- [Extracted records]
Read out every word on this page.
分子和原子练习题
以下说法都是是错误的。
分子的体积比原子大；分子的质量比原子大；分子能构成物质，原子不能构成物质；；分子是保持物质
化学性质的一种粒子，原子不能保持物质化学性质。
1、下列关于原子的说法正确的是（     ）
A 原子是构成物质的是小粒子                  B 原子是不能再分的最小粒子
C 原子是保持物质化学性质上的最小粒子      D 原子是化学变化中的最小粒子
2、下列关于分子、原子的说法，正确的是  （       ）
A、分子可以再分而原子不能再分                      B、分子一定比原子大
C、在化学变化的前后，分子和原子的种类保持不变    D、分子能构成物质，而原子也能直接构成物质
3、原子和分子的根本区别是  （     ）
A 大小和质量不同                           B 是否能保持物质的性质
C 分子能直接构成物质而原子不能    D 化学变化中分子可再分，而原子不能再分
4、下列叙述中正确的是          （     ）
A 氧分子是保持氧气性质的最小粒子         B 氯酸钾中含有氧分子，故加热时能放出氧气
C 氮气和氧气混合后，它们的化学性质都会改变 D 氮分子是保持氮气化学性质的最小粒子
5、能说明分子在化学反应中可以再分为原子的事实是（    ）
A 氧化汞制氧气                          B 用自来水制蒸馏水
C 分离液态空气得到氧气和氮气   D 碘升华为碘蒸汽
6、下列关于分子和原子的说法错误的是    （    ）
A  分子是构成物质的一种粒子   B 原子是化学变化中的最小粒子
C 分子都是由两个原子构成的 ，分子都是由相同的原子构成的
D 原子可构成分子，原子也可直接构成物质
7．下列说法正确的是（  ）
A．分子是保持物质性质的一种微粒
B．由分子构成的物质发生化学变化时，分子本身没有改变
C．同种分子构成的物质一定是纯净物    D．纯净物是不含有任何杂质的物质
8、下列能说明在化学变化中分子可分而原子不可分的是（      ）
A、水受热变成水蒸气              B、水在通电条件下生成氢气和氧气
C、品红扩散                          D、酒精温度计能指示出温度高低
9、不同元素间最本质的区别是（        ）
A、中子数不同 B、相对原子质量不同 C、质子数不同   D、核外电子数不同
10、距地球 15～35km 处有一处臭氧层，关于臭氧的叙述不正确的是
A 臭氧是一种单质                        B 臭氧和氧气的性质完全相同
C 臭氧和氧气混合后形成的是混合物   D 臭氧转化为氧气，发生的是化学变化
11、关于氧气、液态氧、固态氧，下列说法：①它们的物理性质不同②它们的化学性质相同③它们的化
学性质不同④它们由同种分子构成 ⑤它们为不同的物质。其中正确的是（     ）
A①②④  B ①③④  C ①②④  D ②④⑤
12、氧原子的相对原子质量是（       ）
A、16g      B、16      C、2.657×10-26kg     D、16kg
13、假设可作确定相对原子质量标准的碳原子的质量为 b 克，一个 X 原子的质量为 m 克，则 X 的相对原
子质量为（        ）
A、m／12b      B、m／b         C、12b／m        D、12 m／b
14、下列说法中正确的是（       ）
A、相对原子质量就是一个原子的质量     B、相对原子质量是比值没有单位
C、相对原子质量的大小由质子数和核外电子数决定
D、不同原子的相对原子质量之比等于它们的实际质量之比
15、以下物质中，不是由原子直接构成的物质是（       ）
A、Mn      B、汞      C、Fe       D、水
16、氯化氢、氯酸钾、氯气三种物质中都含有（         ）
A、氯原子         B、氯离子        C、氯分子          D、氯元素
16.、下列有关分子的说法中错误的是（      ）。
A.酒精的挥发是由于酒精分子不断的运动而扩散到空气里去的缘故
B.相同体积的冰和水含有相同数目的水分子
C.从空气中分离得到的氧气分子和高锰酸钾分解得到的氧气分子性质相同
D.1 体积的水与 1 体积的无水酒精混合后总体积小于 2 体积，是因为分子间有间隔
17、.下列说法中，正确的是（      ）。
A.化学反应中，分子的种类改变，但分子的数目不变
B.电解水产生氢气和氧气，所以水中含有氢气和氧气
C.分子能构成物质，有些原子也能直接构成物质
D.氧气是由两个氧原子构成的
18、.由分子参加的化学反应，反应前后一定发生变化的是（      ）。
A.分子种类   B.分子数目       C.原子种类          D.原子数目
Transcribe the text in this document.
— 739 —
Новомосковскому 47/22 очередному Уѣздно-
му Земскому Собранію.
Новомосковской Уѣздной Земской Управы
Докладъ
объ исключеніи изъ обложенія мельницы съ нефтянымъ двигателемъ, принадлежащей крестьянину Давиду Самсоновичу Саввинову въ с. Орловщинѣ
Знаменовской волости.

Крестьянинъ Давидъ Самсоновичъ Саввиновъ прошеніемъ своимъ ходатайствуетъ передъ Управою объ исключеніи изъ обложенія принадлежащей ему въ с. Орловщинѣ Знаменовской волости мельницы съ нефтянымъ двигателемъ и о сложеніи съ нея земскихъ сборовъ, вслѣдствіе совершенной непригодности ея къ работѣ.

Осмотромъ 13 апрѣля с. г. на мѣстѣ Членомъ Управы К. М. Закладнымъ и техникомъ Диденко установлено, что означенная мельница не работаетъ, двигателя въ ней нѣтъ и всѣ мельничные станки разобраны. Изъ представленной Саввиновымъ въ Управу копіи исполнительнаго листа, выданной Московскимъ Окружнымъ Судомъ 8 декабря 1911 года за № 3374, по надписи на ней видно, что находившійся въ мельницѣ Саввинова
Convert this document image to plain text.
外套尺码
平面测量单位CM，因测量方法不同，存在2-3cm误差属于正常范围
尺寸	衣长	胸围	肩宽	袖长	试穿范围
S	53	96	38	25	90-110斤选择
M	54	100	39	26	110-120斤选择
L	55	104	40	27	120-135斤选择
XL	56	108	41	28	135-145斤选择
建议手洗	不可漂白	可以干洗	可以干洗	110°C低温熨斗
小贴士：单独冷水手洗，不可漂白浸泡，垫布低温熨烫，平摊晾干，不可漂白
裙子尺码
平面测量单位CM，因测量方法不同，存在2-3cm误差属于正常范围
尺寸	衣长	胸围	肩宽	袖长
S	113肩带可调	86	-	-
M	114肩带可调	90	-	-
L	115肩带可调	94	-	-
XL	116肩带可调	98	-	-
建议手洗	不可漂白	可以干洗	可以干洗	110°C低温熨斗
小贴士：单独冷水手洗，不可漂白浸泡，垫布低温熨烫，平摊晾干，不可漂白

- [Request] Every line above should be printed again exactly as it stands.

- [Response to the exercise]
Read out every word on this page.
分子和原子练习题
以下说法都是是错误的。
分子的体积比原子大；分子的质量比原子大；分子能构成物质，原子不能构成物质；；分子是保持物质
化学性质的一种粒子，原子不能保持物质化学性质。
1、下列关于原子的说法正确的是（     ）
A 原子是构成物质的是小粒子                  B 原子是不能再分的最小粒子
C 原子是保持物质化学性质上的最小粒子      D 原子是化学变化中的最小粒子
2、下列关于分子、原子的说法，正确的是  （       ）
A、分子可以再分而原子不能再分                      B、分子一定比原子大
C、在化学变化的前后，分子和原子的种类保持不变    D、分子能构成物质，而原子也能直接构成物质
3、原子和分子的根本区别是  （     ）
A 大小和质量不同                           B 是否能保持物质的性质
C 分子能直接构成物质而原子不能    D 化学变化中分子可再分，而原子不能再分
4、下列叙述中正确的是          （     ）
A 氧分子是保持氧气性质的最小粒子         B 氯酸钾中含有氧分子，故加热时能放出氧气
C 氮气和氧气混合后，它们的化学性质都会改变 D 氮分子是保持氮气化学性质的最小粒子
5、能说明分子在化学反应中可以再分为原子的事实是（    ）
A 氧化汞制氧气                          B 用自来水制蒸馏水
C 分离液态空气得到氧气和氮气   D 碘升华为碘蒸汽
6、下列关于分子和原子的说法错误的是    （    ）
A  分子是构成物质的一种粒子   B 原子是化学变化中的最小粒子
C 分子都是由两个原子构成的 ，分子都是由相同的原子构成的
D 原子可构成分子，原子也可直接构成物质
7．下列说法正确的是（  ）
A．分子是保持物质性质的一种微粒
B．由分子构成的物质发生化学变化时，分子本身没有改变
C．同种分子构成的物质一定是纯净物    D．纯净物是不含有任何杂质的物质
8、下列能说明在化学变化中分子可分而原子不可分的是（      ）
A、水受热变成水蒸气              B、水在通电条件下生成氢气和氧气
C、品红扩散                          D、酒精温度计能指示出温度高低
9、不同元素间最本质的区别是（        ）
A、中子数不同 B、相对原子质量不同 C、质子数不同   D、核外电子数不同
10、距地球 15～35km 处有一处臭氧层，关于臭氧的叙述不正确的是
A 臭氧是一种单质                        B 臭氧和氧气的性质完全相同
C 臭氧和氧气混合后形成的是混合物   D 臭氧转化为氧气，发生的是化学变化
11、关于氧气、液态氧、固态氧，下列说法：①它们的物理性质不同②它们的化学性质相同③它们的化
学性质不同④它们由同种分子构成 ⑤它们为不同的物质。其中正确的是（     ）
A①②④  B ①③④  C ①②④  D ②④⑤
12、氧原子的相对原子质量是（       ）
A、16g      B、16      C、2.657×10-26kg     D、16kg
13、假设可作确定相对原子质量标准的碳原子的质量为 b 克，一个 X 原子的质量为 m 克，则 X 的相对原
子质量为（        ）
A、m／12b      B、m／b         C、12b／m        D、12 m／b
14、下列说法中正确的是（       ）
A、相对原子质量就是一个原子的质量     B、相对原子质量是比值没有单位
C、相对原子质量的大小由质子数和核外电子数决定
D、不同原子的相对原子质量之比等于它们的实际质量之比
15、以下物质中，不是由原子直接构成的物质是（       ）
A、Mn      B、汞      C、Fe       D、水
16、氯化氢、氯酸钾、氯气三种物质中都含有（         ）
A、氯原子         B、氯离子        C、氯分子          D、氯元素
16.、下列有关分子的说法中错误的是（      ）。
A.酒精的挥发是由于酒精分子不断的运动而扩散到空气里去的缘故
B.相同体积的冰和水含有相同数目的水分子
C.从空气中分离得到的氧气分子和高锰酸钾分解得到的氧气分子性质相同
D.1 体积的水与 1 体积的无水酒精混合后总体积小于 2 体积，是因为分子间有间隔
17、.下列说法中，正确的是（      ）。
A.化学反应中，分子的种类改变，但分子的数目不变
B.电解水产生氢气和氧气，所以水中含有氢气和氧气
C.分子能构成物质，有些原子也能直接构成物质
D.氧气是由两个氧原子构成的
18、.由分子参加的化学反应，反应前后一定发生变化的是（      ）。
A.分子种类   B.分子数目       C.原子种类          D.原子数目
Transcribe the text in this document.
— 739 —
Новомосковскому 47/22 очередному Уѣздно-
му Земскому Собранію.
Новомосковской Уѣздной Земской Управы
Докладъ
объ исключеніи изъ обложенія мельницы съ нефтянымъ двигателемъ, принадлежащей крестьянину Давиду Самсоновичу Саввинову въ с. Орловщинѣ
Знаменовской волости.

Крестьянинъ Давидъ Самсоновичъ Саввиновъ прошеніемъ своимъ ходатайствуетъ передъ Управою объ исключеніи изъ обложенія принадлежащей ему въ с. Орловщинѣ Знаменовской волости мельницы съ нефтянымъ двигателемъ и о сложеніи съ нея земскихъ сборовъ, вслѣдствіе совершенной непригодности ея къ работѣ.

Осмотромъ 13 апрѣля с. г. на мѣстѣ Членомъ Управы К. М. Закладнымъ и техникомъ Диденко установлено, что означенная мельница не работаетъ, двигателя въ ней нѣтъ и всѣ мельничные станки разобраны. Изъ представленной Саввиновымъ въ Управу копіи исполнительнаго листа, выданной Московскимъ Окружнымъ Судомъ 8 декабря 1911 года за № 3374, по надписи на ней видно, что находившійся въ мельницѣ Саввинова
Convert this document image to plain text.
外套尺码
平面测量单位CM，因测量方法不同，存在2-3cm误差属于正常范围
尺寸	衣长	胸围	肩宽	袖长	试穿范围
S	53	96	38	25	90-110斤选择
M	54	100	39	26	110-120斤选择
L	55	104	40	27	120-135斤选择
XL	56	108	41	28	135-145斤选择
建议手洗	不可漂白	可以干洗	可以干洗	110°C低温熨斗
小贴士：单独冷水手洗，不可漂白浸泡，垫布低温熨烫，平摊晾干，不可漂白
裙子尺码
平面测量单位CM，因测量方法不同，存在2-3cm误差属于正常范围
尺寸	衣长	胸围	肩宽	袖长
S	113肩带可调	86	-	-
M	114肩带可调	90	-	-
L	115肩带可调	94	-	-
XL	116肩带可调	98	-	-
建议手洗	不可漂白	可以干洗	可以干洗	110°C低温熨斗
小贴士：单独冷水手洗，不可漂白浸泡，垫布低温熨烫，平摊晾干，不可漂白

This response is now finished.